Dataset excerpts

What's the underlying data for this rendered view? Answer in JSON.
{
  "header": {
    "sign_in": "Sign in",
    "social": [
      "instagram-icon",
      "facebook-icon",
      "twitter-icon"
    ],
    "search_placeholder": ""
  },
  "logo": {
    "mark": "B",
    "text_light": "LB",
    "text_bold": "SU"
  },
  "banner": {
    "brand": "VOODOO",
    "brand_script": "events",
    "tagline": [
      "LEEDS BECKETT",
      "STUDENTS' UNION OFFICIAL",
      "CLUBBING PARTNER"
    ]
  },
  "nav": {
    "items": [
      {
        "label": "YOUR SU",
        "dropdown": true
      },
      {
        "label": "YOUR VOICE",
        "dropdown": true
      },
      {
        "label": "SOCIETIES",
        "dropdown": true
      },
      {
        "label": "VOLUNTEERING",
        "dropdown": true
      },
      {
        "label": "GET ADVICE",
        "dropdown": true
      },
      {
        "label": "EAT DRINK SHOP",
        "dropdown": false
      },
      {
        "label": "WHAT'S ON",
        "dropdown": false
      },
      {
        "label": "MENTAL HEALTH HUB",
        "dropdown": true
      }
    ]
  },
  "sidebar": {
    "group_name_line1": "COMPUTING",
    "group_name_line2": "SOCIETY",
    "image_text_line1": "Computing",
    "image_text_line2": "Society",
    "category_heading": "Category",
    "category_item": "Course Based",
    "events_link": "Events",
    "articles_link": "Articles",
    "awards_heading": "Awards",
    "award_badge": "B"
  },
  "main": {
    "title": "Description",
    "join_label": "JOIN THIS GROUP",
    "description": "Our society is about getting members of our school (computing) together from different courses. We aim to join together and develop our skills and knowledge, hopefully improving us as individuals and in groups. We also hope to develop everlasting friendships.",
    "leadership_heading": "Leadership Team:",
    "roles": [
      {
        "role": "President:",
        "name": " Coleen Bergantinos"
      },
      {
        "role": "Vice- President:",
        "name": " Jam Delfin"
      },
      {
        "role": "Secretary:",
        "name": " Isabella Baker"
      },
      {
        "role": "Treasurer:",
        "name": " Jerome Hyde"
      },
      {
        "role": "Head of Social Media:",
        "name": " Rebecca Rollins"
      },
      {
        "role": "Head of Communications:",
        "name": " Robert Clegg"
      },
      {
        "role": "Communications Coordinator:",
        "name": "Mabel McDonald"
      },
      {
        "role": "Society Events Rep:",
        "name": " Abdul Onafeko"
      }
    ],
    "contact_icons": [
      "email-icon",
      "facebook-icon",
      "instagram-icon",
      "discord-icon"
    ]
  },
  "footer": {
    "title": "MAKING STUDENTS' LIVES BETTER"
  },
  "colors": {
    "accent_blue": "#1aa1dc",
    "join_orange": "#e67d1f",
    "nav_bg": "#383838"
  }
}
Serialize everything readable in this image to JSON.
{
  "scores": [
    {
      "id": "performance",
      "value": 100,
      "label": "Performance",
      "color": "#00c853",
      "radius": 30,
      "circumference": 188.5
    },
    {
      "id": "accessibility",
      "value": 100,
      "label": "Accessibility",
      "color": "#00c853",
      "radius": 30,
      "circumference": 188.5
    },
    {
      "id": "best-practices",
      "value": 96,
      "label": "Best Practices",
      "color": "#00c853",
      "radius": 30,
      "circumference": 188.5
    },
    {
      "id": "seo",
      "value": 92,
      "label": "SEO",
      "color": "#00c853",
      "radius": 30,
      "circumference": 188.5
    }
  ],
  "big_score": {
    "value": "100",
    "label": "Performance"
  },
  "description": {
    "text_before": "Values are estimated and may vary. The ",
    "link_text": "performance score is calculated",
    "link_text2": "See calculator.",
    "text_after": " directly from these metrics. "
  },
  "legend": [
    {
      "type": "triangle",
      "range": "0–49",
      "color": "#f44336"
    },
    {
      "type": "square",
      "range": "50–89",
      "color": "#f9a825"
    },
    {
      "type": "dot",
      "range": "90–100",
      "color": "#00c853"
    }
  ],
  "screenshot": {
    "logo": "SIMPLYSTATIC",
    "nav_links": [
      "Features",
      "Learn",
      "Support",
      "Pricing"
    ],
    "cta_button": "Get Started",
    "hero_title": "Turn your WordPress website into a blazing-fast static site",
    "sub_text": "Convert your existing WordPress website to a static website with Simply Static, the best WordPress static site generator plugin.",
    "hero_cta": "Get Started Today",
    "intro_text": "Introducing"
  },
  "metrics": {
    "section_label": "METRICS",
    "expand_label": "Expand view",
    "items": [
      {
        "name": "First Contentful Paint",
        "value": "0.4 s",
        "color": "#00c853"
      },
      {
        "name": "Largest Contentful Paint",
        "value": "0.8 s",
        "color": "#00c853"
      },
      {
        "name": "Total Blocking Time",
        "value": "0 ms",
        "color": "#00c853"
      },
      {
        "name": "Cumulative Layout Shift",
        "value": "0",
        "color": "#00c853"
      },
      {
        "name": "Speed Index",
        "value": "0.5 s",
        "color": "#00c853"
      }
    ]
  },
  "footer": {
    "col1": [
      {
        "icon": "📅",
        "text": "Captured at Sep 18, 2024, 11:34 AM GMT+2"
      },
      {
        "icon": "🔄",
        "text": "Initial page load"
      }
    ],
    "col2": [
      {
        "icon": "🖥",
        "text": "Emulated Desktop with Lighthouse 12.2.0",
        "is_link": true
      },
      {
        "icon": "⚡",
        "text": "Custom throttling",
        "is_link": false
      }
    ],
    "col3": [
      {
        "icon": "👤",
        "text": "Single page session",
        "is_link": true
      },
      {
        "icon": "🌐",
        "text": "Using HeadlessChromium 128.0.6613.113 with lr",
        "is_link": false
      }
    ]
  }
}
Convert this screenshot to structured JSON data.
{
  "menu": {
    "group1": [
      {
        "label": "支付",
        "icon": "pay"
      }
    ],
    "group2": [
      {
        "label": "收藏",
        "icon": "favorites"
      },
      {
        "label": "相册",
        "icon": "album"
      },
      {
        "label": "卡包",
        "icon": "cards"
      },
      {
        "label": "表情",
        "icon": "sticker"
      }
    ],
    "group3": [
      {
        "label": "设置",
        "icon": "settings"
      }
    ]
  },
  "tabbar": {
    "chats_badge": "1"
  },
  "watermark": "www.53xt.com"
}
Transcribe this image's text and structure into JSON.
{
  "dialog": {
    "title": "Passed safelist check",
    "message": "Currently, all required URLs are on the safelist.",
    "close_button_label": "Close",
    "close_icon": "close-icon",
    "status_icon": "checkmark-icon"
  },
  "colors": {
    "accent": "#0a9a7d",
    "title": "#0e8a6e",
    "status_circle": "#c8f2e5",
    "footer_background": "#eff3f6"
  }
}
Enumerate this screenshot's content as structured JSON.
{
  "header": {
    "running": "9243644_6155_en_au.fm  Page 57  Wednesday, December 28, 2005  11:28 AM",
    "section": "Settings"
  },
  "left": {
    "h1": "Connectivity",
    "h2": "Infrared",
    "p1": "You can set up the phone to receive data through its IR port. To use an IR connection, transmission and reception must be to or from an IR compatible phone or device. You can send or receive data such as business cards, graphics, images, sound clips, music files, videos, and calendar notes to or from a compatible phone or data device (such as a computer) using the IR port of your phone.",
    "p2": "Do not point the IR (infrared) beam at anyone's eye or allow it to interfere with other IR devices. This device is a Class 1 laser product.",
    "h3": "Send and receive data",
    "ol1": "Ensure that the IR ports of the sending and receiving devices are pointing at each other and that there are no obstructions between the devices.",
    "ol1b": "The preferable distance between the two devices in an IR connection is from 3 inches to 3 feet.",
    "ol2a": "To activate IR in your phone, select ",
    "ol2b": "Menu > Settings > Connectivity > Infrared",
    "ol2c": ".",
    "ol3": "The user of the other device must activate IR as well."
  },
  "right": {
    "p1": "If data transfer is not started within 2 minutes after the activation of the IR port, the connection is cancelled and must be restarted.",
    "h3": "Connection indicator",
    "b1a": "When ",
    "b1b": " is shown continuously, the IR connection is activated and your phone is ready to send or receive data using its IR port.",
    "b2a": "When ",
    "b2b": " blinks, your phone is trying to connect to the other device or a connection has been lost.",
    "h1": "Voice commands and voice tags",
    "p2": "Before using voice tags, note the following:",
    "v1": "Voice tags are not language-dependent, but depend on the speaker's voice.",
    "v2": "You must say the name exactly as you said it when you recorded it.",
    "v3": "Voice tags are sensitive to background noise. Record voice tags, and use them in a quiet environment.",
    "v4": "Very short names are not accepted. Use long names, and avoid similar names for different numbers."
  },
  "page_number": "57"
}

• **GIVEN INSTRUCTION**:
Scan the data for the word "President" and copy every line where it shows up.

• **RESULT**:
        "role": "President:",
        "role": "Vice- President:",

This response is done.